__ENTRIES SHOWN__

*****

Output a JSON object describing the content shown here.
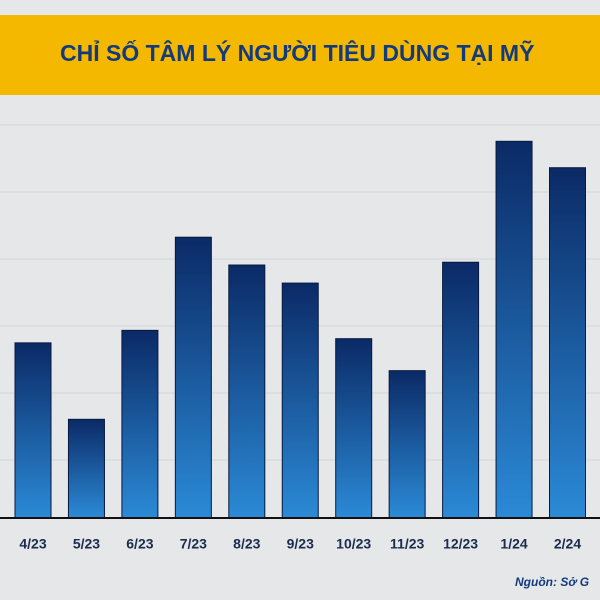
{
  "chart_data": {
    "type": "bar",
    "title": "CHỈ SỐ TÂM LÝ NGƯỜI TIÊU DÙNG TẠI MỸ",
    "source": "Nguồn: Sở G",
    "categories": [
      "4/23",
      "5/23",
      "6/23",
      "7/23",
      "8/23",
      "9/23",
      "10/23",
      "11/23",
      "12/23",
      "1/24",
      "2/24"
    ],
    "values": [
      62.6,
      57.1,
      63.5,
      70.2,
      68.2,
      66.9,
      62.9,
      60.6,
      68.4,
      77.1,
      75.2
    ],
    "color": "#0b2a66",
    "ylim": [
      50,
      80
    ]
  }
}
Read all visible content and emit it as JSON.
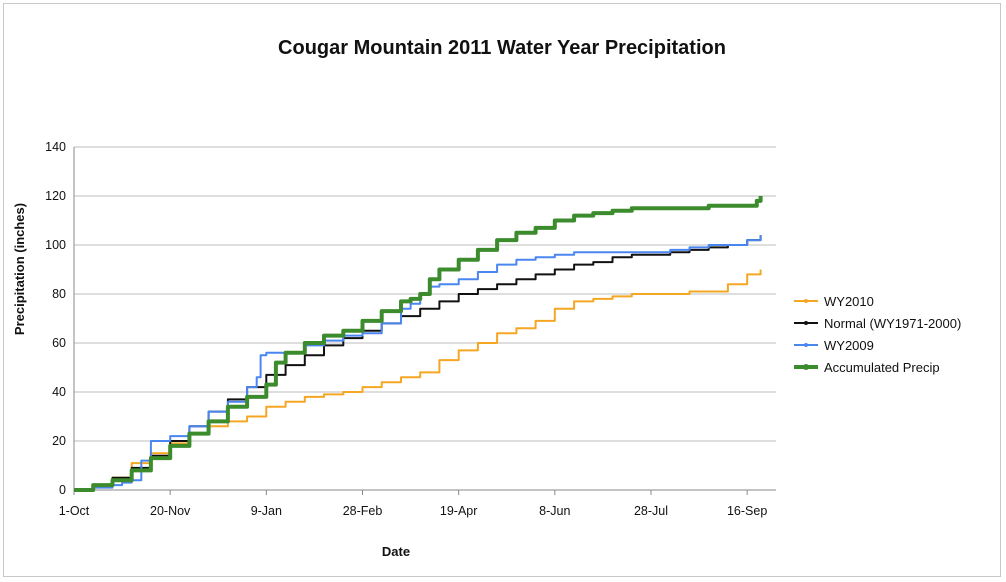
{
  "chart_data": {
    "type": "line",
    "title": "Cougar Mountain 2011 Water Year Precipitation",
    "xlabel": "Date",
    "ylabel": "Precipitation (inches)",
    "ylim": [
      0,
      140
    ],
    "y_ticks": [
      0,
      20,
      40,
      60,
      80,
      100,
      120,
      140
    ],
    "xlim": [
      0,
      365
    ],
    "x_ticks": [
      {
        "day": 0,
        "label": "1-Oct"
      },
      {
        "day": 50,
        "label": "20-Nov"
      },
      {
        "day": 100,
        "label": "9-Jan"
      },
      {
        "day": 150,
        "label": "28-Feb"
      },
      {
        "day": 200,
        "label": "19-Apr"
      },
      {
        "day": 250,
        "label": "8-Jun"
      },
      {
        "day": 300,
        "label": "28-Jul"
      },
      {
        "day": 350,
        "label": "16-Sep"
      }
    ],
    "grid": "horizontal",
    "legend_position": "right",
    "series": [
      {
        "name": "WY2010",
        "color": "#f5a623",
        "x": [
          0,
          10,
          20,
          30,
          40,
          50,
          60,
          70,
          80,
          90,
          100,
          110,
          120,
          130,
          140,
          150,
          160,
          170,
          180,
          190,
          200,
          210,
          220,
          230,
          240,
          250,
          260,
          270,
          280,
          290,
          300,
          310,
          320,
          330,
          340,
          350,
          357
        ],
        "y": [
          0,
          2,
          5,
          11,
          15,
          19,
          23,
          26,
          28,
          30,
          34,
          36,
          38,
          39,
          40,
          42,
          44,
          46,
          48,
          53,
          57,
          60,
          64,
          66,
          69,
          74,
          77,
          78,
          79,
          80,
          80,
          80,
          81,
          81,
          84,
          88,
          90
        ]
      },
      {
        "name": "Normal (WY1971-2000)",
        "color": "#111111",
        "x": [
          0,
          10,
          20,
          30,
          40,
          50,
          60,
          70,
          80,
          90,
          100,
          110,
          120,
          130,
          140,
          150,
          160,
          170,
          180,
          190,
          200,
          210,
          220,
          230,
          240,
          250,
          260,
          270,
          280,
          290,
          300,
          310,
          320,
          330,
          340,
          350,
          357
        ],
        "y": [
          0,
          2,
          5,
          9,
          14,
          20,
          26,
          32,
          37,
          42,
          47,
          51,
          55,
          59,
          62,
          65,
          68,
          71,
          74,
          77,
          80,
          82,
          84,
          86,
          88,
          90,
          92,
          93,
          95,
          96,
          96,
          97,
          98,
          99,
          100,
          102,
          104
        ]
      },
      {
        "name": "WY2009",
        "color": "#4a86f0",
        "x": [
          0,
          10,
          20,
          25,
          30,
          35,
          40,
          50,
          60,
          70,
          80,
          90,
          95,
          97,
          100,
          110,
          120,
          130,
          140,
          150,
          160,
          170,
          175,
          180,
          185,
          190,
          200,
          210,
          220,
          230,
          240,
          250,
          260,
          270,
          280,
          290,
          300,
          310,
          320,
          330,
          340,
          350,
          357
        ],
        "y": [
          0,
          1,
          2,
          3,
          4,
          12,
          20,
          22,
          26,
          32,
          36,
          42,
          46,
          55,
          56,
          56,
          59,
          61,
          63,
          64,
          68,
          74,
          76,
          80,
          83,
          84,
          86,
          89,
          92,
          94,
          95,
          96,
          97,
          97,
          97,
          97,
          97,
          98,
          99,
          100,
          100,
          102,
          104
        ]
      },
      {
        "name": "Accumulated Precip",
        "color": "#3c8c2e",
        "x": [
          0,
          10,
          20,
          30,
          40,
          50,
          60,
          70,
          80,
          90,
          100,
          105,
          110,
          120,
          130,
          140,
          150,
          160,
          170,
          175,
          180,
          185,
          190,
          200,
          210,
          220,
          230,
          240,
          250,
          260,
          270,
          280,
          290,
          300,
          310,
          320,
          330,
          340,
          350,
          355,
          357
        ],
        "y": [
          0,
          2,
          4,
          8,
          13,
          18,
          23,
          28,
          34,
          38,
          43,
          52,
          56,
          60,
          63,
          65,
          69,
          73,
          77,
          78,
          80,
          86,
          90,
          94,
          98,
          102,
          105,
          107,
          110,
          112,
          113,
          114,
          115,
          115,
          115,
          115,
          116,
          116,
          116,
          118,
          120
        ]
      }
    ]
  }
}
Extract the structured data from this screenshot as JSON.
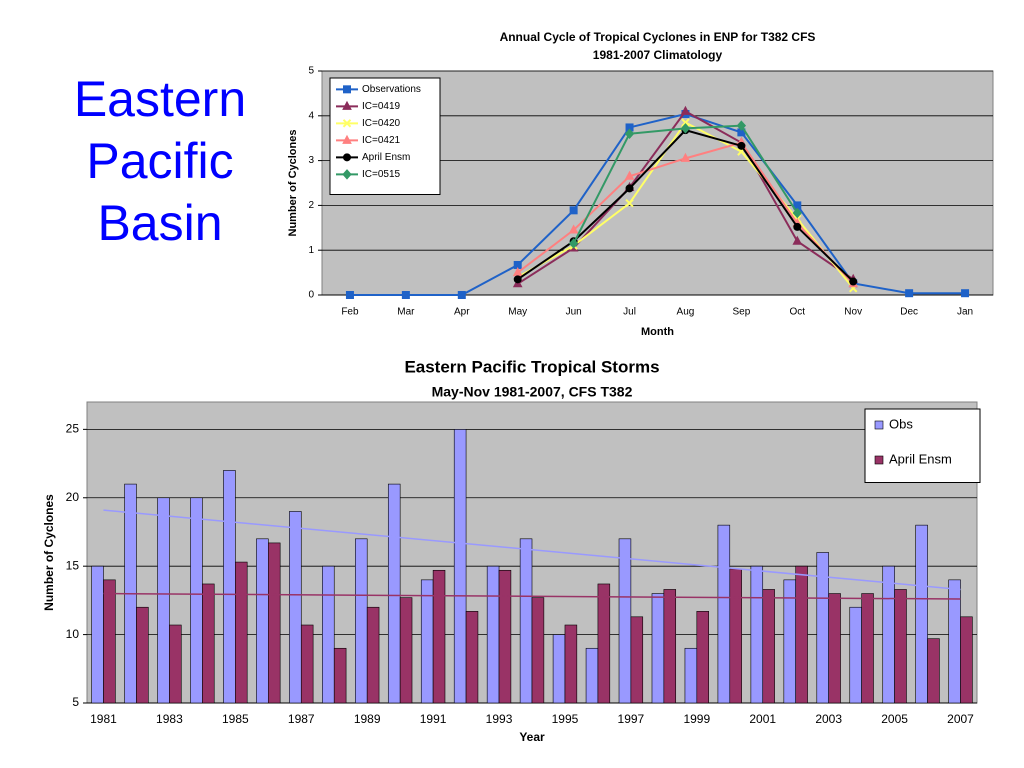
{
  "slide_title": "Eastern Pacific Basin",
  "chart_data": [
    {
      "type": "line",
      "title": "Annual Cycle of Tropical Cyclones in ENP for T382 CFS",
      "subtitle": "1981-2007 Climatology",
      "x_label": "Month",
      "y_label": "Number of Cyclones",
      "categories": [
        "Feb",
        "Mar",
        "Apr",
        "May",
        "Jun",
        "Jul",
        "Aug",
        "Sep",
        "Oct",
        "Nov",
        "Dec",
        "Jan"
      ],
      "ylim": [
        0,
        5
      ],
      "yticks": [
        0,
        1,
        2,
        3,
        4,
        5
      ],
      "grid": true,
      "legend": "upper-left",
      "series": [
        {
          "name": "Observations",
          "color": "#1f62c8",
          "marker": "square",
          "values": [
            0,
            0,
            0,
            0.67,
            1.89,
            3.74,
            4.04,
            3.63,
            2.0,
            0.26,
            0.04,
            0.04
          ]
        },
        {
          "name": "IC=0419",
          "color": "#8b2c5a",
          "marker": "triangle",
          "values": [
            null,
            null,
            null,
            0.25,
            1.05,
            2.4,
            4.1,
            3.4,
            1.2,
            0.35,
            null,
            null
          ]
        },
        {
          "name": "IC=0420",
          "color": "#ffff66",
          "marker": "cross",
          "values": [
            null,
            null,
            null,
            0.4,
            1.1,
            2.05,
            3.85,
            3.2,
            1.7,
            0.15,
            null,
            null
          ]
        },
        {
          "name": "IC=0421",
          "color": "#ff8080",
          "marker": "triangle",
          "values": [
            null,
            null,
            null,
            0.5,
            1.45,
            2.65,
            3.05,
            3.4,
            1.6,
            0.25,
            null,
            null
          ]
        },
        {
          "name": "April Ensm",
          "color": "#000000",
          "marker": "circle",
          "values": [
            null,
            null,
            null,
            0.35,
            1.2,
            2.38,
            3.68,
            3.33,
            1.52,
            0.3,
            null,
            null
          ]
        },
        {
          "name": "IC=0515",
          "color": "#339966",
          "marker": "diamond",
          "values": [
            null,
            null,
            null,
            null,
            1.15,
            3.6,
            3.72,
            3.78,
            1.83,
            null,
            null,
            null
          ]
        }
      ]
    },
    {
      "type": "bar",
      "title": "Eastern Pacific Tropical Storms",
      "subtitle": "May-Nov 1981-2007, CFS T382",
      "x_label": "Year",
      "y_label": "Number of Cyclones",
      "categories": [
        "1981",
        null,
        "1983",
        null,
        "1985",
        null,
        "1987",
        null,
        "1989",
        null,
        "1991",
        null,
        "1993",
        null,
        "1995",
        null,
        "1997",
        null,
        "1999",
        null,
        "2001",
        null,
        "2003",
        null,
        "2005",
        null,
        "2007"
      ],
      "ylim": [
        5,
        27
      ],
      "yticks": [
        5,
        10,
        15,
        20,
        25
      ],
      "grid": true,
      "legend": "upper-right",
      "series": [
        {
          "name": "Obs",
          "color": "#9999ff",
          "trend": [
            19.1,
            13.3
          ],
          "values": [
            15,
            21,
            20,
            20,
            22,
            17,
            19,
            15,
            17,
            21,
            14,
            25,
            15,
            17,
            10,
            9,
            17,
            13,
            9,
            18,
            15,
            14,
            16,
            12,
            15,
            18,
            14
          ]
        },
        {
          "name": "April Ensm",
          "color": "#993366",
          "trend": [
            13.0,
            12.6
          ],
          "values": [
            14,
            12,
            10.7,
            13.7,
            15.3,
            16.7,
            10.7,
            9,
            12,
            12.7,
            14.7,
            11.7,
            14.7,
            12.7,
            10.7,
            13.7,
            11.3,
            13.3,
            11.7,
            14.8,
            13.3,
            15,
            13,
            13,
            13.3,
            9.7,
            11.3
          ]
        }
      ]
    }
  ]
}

*****

__TASK STATEMENT__
Extract each line from the listing that holds the word "type".

__ANSWER TO THE PROBLEM__
    "type": "bar",
    "type": "line",
      "type": "line",
      "type": "bar",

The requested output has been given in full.